Dataset items:
"""
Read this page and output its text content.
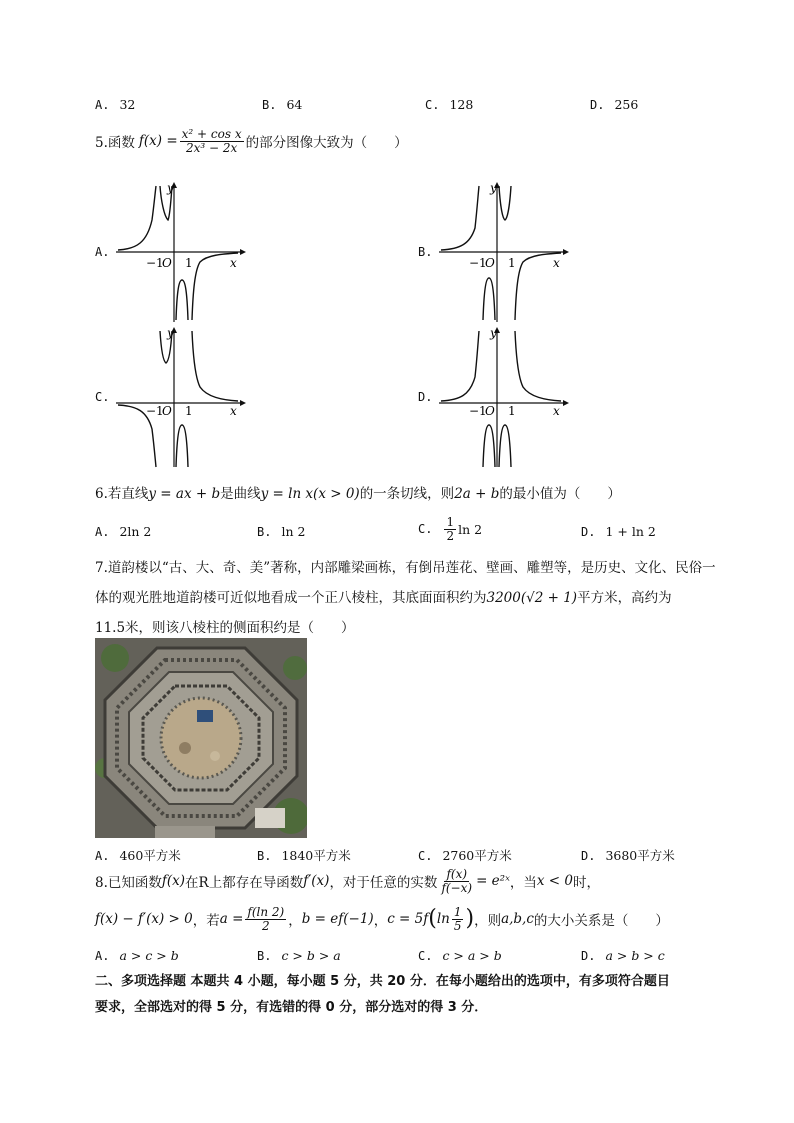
A. 32	B. 64	C. 128	D. 256
5.函数 $f(x) = \frac{\text{x² + cos x}}{\text{2x³ − 2x}}$ 的部分图像大致为（　　）
A.
y
x
−1
O 1
B.
y
x
−1
O 1
C.
y
x
−1
O 1
D.
y
x
−1
O 1
6.若直线y = ax + b是曲线y = ln x(x > 0)的一条切线，则2a + b的最小值为（　　）
A. 2ln 2	B. ln 2	C. $\frac{1}{2}$ ln 2	D. 1 + ln 2
7.道韵楼以“古、大、奇、美”著称，内部雕梁画栋，有倒吊莲花、壁画、雕塑等，是历史、文化、民俗一
体的观光胜地道韵楼可近似地看成一个正八棱柱，其底面面积约为3200(√2 + 1)平方米，高约为
11.5米，则该八棱柱的侧面积约是（　　）
A. 460平方米	B. 1840平方米	C. 2760平方米	D. 3680平方米
8.已知函数 f(x) 在R上都存在导函数 f′(x) ，对于任意的实数 $\frac{f(x)}{f(-x)}$ = e²ˣ ，当 x < 0 时，
f(x) − f′(x) > 0 ，若 $a = \frac{f(\ln 2)}{2}$ ， b = ef(−1) ， c = 5f ( $\ln \frac{1}{5}$ ) ，则 a,b,c 的大小关系是（　　）
A. a > c > b	B. c > b > a	C. c > a > b	D. a > b > c
二、多项选择题 本题共 4 小题，每小题 5 分，共 20 分．在每小题给出的选项中，有多项符合题目
要求，全部选对的得 5 分，有选错的得 0 分，部分选对的得 3 分．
"""
### Requirement:
Using the records above, copy every line that has the word "text" in it.

### Solution for this exercise:
Read this page and output its text content.
5.函数 $f(x) = \frac{\text{x² + cos x}}{\text{2x³ − 2x}}$ 的部分图像大致为（　　）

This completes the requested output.